• What to produce
The records below are to be quoted in full; please keep every word exact.

-------- Records for processing --------

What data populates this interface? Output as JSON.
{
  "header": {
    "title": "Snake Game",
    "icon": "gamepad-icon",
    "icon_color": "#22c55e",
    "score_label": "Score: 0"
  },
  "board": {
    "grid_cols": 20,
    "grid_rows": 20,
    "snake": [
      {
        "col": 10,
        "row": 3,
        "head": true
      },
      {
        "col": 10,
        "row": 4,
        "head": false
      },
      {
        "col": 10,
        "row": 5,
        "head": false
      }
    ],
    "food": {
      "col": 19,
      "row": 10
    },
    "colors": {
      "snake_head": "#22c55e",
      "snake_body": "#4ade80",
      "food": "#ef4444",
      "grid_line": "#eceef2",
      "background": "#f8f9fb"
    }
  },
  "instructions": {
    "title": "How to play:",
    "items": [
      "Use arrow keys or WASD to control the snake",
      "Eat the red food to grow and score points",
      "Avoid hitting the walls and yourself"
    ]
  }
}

--------

• The output
What data populates this interface? Output as JSON.
{
  "header": {
    "title": "Snake Game",
    "icon": "gamepad-icon",
    "icon_color": "#22c55e",
    "score_label": "Score: 0"
  },
  "board": {
    "grid_cols": 20,
    "grid_rows": 20,
    "snake": [
      {
        "col": 10,
        "row": 3,
        "head": true
      },
      {
        "col": 10,
        "row": 4,
        "head": false
      },
      {
        "col": 10,
        "row": 5,
        "head": false
      }
    ],
    "food": {
      "col": 19,
      "row": 10
    },
    "colors": {
      "snake_head": "#22c55e",
      "snake_body": "#4ade80",
      "food": "#ef4444",
      "grid_line": "#eceef2",
      "background": "#f8f9fb"
    }
  },
  "instructions": {
    "title": "How to play:",
    "items": [
      "Use arrow keys or WASD to control the snake",
      "Eat the red food to grow and score points",
      "Avoid hitting the walls and yourself"
    ]
  }
}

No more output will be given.